● **SET PROBLEM**: Edit the items from the start through the line containing "segment-value-label: 97 171" by replacing "y-tick-label" with "y-axis-label", and leave everything else unchanged.

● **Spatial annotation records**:
⟨

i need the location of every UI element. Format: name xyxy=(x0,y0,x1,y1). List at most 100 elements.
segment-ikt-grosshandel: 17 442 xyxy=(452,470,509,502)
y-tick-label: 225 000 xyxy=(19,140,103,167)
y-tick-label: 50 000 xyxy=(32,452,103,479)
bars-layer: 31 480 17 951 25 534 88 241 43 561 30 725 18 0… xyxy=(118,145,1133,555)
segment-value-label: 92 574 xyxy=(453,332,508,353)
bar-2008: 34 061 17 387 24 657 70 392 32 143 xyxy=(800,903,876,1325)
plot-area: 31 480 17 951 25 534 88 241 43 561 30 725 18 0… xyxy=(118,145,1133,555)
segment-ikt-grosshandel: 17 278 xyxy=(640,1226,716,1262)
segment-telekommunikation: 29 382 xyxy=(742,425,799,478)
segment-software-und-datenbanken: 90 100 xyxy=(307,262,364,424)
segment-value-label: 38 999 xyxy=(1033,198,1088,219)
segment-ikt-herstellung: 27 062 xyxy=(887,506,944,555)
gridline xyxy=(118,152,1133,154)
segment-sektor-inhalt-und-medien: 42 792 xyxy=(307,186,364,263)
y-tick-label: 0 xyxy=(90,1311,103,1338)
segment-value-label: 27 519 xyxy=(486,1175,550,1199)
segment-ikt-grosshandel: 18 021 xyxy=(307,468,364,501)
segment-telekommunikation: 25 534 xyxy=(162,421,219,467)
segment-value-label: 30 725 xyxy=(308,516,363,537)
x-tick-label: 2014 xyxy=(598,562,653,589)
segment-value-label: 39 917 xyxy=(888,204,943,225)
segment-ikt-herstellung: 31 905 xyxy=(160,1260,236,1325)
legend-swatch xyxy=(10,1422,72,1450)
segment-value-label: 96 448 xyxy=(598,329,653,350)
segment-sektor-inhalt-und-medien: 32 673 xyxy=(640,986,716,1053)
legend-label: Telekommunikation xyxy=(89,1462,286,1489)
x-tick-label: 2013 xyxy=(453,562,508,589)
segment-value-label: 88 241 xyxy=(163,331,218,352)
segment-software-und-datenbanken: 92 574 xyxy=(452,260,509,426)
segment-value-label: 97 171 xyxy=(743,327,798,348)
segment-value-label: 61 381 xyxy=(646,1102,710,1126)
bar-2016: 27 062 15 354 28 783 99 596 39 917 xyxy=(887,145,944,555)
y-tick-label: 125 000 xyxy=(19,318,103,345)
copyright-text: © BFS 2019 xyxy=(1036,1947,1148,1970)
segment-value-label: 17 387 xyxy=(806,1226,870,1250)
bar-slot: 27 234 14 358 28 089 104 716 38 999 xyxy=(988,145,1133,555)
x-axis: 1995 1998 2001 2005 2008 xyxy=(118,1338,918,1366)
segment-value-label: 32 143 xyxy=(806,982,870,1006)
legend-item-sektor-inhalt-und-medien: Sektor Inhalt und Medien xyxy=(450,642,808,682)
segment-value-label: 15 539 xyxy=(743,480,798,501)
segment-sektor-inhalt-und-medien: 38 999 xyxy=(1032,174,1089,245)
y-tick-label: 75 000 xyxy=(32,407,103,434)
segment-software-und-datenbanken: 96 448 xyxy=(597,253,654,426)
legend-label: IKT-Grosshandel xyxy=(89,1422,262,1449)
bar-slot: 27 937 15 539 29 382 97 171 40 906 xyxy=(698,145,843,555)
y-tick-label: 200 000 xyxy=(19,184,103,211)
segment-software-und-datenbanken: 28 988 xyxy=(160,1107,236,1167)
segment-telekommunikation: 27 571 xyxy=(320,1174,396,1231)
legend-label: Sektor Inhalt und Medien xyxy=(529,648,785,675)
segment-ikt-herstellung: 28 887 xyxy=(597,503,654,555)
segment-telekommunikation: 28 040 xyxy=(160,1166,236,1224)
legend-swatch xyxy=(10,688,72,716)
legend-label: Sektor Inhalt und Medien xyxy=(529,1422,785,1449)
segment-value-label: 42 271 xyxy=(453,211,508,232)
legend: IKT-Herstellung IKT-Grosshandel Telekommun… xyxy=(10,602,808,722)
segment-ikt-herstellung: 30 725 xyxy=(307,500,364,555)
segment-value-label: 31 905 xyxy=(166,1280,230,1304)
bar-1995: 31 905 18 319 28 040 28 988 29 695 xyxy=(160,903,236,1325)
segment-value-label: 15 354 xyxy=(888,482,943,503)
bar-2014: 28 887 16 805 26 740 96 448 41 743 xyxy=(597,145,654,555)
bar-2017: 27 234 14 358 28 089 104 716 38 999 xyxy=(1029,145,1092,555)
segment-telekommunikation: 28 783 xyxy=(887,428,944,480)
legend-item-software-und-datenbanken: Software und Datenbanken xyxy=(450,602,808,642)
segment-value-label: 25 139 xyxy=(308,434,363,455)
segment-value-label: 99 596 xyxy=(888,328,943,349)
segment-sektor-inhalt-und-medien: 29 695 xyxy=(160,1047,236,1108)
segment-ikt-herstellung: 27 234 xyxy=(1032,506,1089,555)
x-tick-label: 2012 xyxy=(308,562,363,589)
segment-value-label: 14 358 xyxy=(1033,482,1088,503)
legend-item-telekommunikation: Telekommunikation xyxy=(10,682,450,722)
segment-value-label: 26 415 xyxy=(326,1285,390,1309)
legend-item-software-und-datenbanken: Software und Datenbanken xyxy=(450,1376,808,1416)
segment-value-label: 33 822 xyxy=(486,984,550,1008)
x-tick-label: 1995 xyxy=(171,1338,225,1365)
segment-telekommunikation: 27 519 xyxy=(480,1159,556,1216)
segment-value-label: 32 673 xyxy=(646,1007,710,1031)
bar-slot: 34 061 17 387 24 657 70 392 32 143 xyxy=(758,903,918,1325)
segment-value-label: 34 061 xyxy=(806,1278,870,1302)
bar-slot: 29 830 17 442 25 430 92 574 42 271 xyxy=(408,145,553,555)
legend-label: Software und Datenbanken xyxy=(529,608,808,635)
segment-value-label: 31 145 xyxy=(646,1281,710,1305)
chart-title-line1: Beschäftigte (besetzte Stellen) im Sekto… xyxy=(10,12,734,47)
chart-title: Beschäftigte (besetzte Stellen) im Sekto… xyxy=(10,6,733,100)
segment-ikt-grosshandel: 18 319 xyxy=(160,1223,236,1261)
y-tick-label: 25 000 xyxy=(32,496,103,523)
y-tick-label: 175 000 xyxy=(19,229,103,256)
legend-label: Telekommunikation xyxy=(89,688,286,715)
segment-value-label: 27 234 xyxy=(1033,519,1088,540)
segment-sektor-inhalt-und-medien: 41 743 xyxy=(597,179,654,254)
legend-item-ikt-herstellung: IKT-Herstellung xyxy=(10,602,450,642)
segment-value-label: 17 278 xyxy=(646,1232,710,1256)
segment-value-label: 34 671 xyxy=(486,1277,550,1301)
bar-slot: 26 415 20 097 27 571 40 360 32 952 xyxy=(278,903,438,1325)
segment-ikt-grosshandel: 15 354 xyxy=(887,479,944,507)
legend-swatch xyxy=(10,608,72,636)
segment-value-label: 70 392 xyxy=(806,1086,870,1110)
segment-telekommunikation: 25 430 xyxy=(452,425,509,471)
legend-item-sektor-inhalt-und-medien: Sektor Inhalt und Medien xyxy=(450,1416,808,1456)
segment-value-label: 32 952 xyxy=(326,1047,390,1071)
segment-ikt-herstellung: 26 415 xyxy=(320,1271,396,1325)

⟩

● **RESULT**:
i need the location of every UI element. Format: name xyxy=(x0,y0,x1,y1). List at most 100 elements.
segment-ikt-grosshandel: 17 442 xyxy=(452,470,509,502)
y-axis-label: 225 000 xyxy=(19,140,103,167)
y-axis-label: 50 000 xyxy=(32,452,103,479)
bars-layer: 31 480 17 951 25 534 88 241 43 561 30 725 18 0… xyxy=(118,145,1133,555)
segment-value-label: 92 574 xyxy=(453,332,508,353)
bar-2008: 34 061 17 387 24 657 70 392 32 143 xyxy=(800,903,876,1325)
plot-area: 31 480 17 951 25 534 88 241 43 561 30 725 18 0… xyxy=(118,145,1133,555)
segment-ikt-grosshandel: 17 278 xyxy=(640,1226,716,1262)
segment-telekommunikation: 29 382 xyxy=(742,425,799,478)
segment-software-und-datenbanken: 90 100 xyxy=(307,262,364,424)
segment-value-label: 38 999 xyxy=(1033,198,1088,219)
segment-ikt-herstellung: 27 062 xyxy=(887,506,944,555)
gridline xyxy=(118,152,1133,154)
segment-sektor-inhalt-und-medien: 42 792 xyxy=(307,186,364,263)
y-axis-label: 0 xyxy=(90,1311,103,1338)
segment-value-label: 27 519 xyxy=(486,1175,550,1199)
segment-ikt-grosshandel: 18 021 xyxy=(307,468,364,501)
segment-telekommunikation: 25 534 xyxy=(162,421,219,467)
segment-value-label: 30 725 xyxy=(308,516,363,537)
x-tick-label: 2014 xyxy=(598,562,653,589)
segment-value-label: 39 917 xyxy=(888,204,943,225)
segment-ikt-herstellung: 31 905 xyxy=(160,1260,236,1325)
legend-swatch xyxy=(10,1422,72,1450)
segment-value-label: 96 448 xyxy=(598,329,653,350)
segment-sektor-inhalt-und-medien: 32 673 xyxy=(640,986,716,1053)
legend-label: Telekommunikation xyxy=(89,1462,286,1489)
x-tick-label: 2013 xyxy=(453,562,508,589)
segment-value-label: 88 241 xyxy=(163,331,218,352)
segment-software-und-datenbanken: 92 574 xyxy=(452,260,509,426)
segment-value-label: 97 171 xyxy=(743,327,798,348)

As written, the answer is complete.